**Aim:**
Wherever the word "JSON" turns up in a line of the entries, copy that line.

---- Records provided

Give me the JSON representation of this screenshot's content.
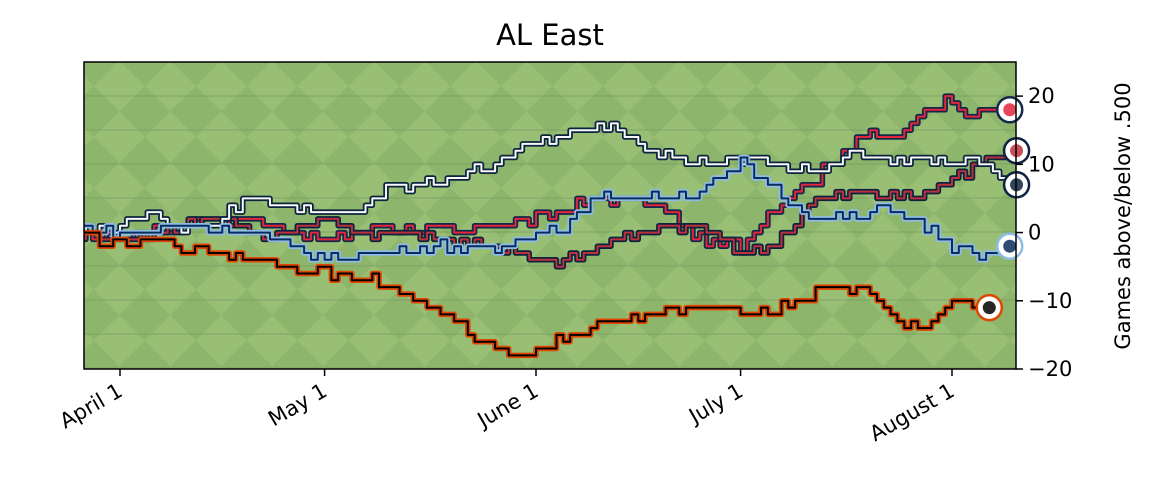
{
  "chart_data": {
    "type": "line",
    "title": "AL East",
    "xlabel": "",
    "ylabel": "Games above/below .500",
    "x_ticks": [
      "April  1",
      "May  1",
      "June  1",
      "July  1",
      "August  1"
    ],
    "y_ticks": [
      20,
      10,
      0,
      -10,
      -20
    ],
    "ylim": [
      -20,
      25
    ],
    "grid": false,
    "background": "baseball-field-grass",
    "series": [
      {
        "icon": "blue-jays-logo-icon",
        "outline_color": "#13284B",
        "inner_color": "#E2263A",
        "points": [
          [
            "03-26",
            0
          ],
          [
            "04-01",
            -1
          ],
          [
            "04-10",
            1
          ],
          [
            "04-20",
            2
          ],
          [
            "05-01",
            -1
          ],
          [
            "05-10",
            1
          ],
          [
            "05-20",
            0
          ],
          [
            "06-01",
            2
          ],
          [
            "06-10",
            5
          ],
          [
            "06-15",
            5
          ],
          [
            "06-20",
            3
          ],
          [
            "06-25",
            -1
          ],
          [
            "07-01",
            -2
          ],
          [
            "07-06",
            4
          ],
          [
            "07-12",
            8
          ],
          [
            "07-18",
            14
          ],
          [
            "07-25",
            14
          ],
          [
            "07-28",
            18
          ],
          [
            "08-01",
            20
          ],
          [
            "08-04",
            17
          ],
          [
            "08-08",
            18
          ]
        ]
      },
      {
        "icon": "red-sox-logo-icon",
        "outline_color": "#0C2340",
        "inner_color": "#BD3039",
        "points": [
          [
            "03-26",
            0
          ],
          [
            "04-01",
            -1
          ],
          [
            "04-10",
            1
          ],
          [
            "04-15",
            3
          ],
          [
            "04-22",
            -1
          ],
          [
            "05-01",
            2
          ],
          [
            "05-05",
            0
          ],
          [
            "05-12",
            0
          ],
          [
            "05-20",
            -1
          ],
          [
            "05-25",
            -2
          ],
          [
            "06-01",
            -4
          ],
          [
            "06-06",
            -4
          ],
          [
            "06-12",
            -1
          ],
          [
            "06-20",
            1
          ],
          [
            "06-25",
            1
          ],
          [
            "07-01",
            -3
          ],
          [
            "07-06",
            -2
          ],
          [
            "07-12",
            5
          ],
          [
            "07-18",
            6
          ],
          [
            "07-22",
            6
          ],
          [
            "07-26",
            5
          ],
          [
            "08-01",
            8
          ],
          [
            "08-05",
            10
          ],
          [
            "08-09",
            12
          ]
        ]
      },
      {
        "icon": "yankees-logo-icon",
        "outline_color": "#0C2340",
        "inner_color": "#F8F8F8",
        "points": [
          [
            "03-26",
            0
          ],
          [
            "04-01",
            1
          ],
          [
            "04-05",
            3
          ],
          [
            "04-10",
            0
          ],
          [
            "04-15",
            2
          ],
          [
            "04-20",
            5
          ],
          [
            "04-25",
            4
          ],
          [
            "05-01",
            3
          ],
          [
            "05-05",
            3
          ],
          [
            "05-10",
            6
          ],
          [
            "05-15",
            7
          ],
          [
            "05-20",
            8
          ],
          [
            "05-25",
            10
          ],
          [
            "05-31",
            13
          ],
          [
            "06-05",
            14
          ],
          [
            "06-12",
            16
          ],
          [
            "06-18",
            12
          ],
          [
            "06-25",
            10
          ],
          [
            "07-01",
            10
          ],
          [
            "07-04",
            11
          ],
          [
            "07-08",
            9
          ],
          [
            "07-12",
            9
          ],
          [
            "07-18",
            12
          ],
          [
            "07-22",
            10
          ],
          [
            "07-26",
            11
          ],
          [
            "08-01",
            10
          ],
          [
            "08-04",
            11
          ],
          [
            "08-09",
            7
          ]
        ]
      },
      {
        "icon": "rays-logo-icon",
        "outline_color": "#8FBCE6",
        "inner_color": "#092C5C",
        "points": [
          [
            "03-26",
            1
          ],
          [
            "04-01",
            0
          ],
          [
            "04-10",
            1
          ],
          [
            "04-20",
            0
          ],
          [
            "05-01",
            -4
          ],
          [
            "05-10",
            -3
          ],
          [
            "05-15",
            -2
          ],
          [
            "05-20",
            -2
          ],
          [
            "05-25",
            -3
          ],
          [
            "06-01",
            0
          ],
          [
            "06-05",
            1
          ],
          [
            "06-10",
            5
          ],
          [
            "06-15",
            5
          ],
          [
            "06-20",
            5
          ],
          [
            "06-25",
            6
          ],
          [
            "07-01",
            10
          ],
          [
            "07-08",
            5
          ],
          [
            "07-12",
            2
          ],
          [
            "07-18",
            2
          ],
          [
            "07-22",
            4
          ],
          [
            "07-26",
            2
          ],
          [
            "08-01",
            -2
          ],
          [
            "08-05",
            -4
          ],
          [
            "08-08",
            -2
          ]
        ]
      },
      {
        "icon": "orioles-logo-icon",
        "outline_color": "#DF4601",
        "inner_color": "#000000",
        "points": [
          [
            "03-26",
            0
          ],
          [
            "04-01",
            -2
          ],
          [
            "04-05",
            -1
          ],
          [
            "04-10",
            -2
          ],
          [
            "04-15",
            -3
          ],
          [
            "04-22",
            -4
          ],
          [
            "05-01",
            -6
          ],
          [
            "05-08",
            -7
          ],
          [
            "05-15",
            -10
          ],
          [
            "05-20",
            -13
          ],
          [
            "05-26",
            -17
          ],
          [
            "05-31",
            -18
          ],
          [
            "06-03",
            -16
          ],
          [
            "06-10",
            -14
          ],
          [
            "06-15",
            -12
          ],
          [
            "06-20",
            -12
          ],
          [
            "06-25",
            -11
          ],
          [
            "07-01",
            -12
          ],
          [
            "07-06",
            -11
          ],
          [
            "07-10",
            -10
          ],
          [
            "07-13",
            -8
          ],
          [
            "07-16",
            -8
          ],
          [
            "07-20",
            -9
          ],
          [
            "07-24",
            -13
          ],
          [
            "07-28",
            -14
          ],
          [
            "08-01",
            -10
          ],
          [
            "08-05",
            -11
          ]
        ]
      }
    ]
  }
}
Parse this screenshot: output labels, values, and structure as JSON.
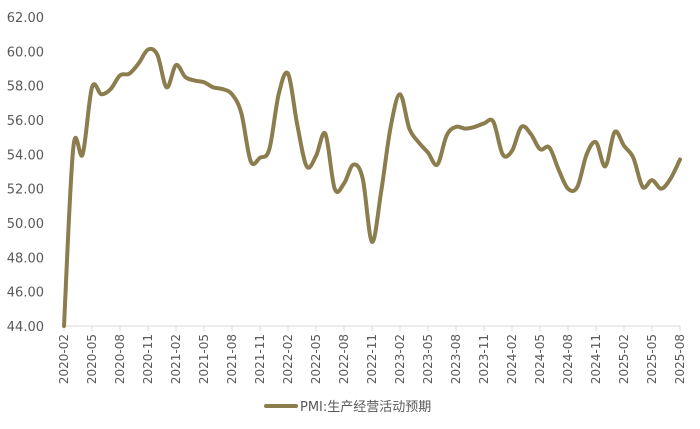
{
  "chart_data": {
    "type": "line",
    "title": "",
    "xlabel": "",
    "ylabel": "",
    "ylim": [
      44.0,
      62.0
    ],
    "yticks": [
      "44.00",
      "46.00",
      "48.00",
      "50.00",
      "52.00",
      "54.00",
      "56.00",
      "58.00",
      "60.00",
      "62.00"
    ],
    "grid": false,
    "legend_position": "bottom",
    "x_tick_labels": [
      "2020-02",
      "2020-05",
      "2020-08",
      "2020-11",
      "2021-02",
      "2021-05",
      "2021-08",
      "2021-11",
      "2022-02",
      "2022-05",
      "2022-08",
      "2022-11",
      "2023-02",
      "2023-05",
      "2023-08",
      "2023-11",
      "2024-02",
      "2024-05",
      "2024-08",
      "2024-11",
      "2025-02",
      "2025-05",
      "2025-08"
    ],
    "x": [
      "2020-02",
      "2020-03",
      "2020-04",
      "2020-05",
      "2020-06",
      "2020-07",
      "2020-08",
      "2020-09",
      "2020-10",
      "2020-11",
      "2020-12",
      "2021-01",
      "2021-02",
      "2021-03",
      "2021-04",
      "2021-05",
      "2021-06",
      "2021-07",
      "2021-08",
      "2021-09",
      "2021-10",
      "2021-11",
      "2021-12",
      "2022-01",
      "2022-02",
      "2022-03",
      "2022-04",
      "2022-05",
      "2022-06",
      "2022-07",
      "2022-08",
      "2022-09",
      "2022-10",
      "2022-11",
      "2022-12",
      "2023-01",
      "2023-02",
      "2023-03",
      "2023-04",
      "2023-05",
      "2023-06",
      "2023-07",
      "2023-08",
      "2023-09",
      "2023-10",
      "2023-11",
      "2023-12",
      "2024-01",
      "2024-02",
      "2024-03",
      "2024-04",
      "2024-05",
      "2024-06",
      "2024-07",
      "2024-08",
      "2024-09",
      "2024-10",
      "2024-11",
      "2024-12",
      "2025-01",
      "2025-02",
      "2025-03",
      "2025-04",
      "2025-05",
      "2025-06",
      "2025-07",
      "2025-08"
    ],
    "series": [
      {
        "name": "PMI:生产经营活动预期",
        "color": "#8b7d4d",
        "values": [
          44.0,
          54.4,
          54.0,
          57.9,
          57.5,
          57.8,
          58.6,
          58.7,
          59.3,
          60.1,
          59.8,
          57.9,
          59.2,
          58.5,
          58.3,
          58.2,
          57.9,
          57.8,
          57.5,
          56.4,
          53.6,
          53.8,
          54.3,
          57.5,
          58.7,
          55.7,
          53.3,
          53.9,
          55.2,
          52.0,
          52.3,
          53.4,
          52.6,
          48.9,
          51.9,
          55.6,
          57.5,
          55.5,
          54.7,
          54.1,
          53.4,
          55.1,
          55.6,
          55.5,
          55.6,
          55.8,
          55.9,
          54.0,
          54.2,
          55.6,
          55.2,
          54.3,
          54.4,
          53.1,
          52.0,
          52.1,
          54.0,
          54.7,
          53.3,
          55.3,
          54.5,
          53.8,
          52.1,
          52.5,
          52.0,
          52.6,
          53.7
        ]
      }
    ]
  }
}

--------

**Solution to this problem:**
Give me the JSON representation of this screenshot's content.
Parse this screenshot: output labels, values, and structure as JSON.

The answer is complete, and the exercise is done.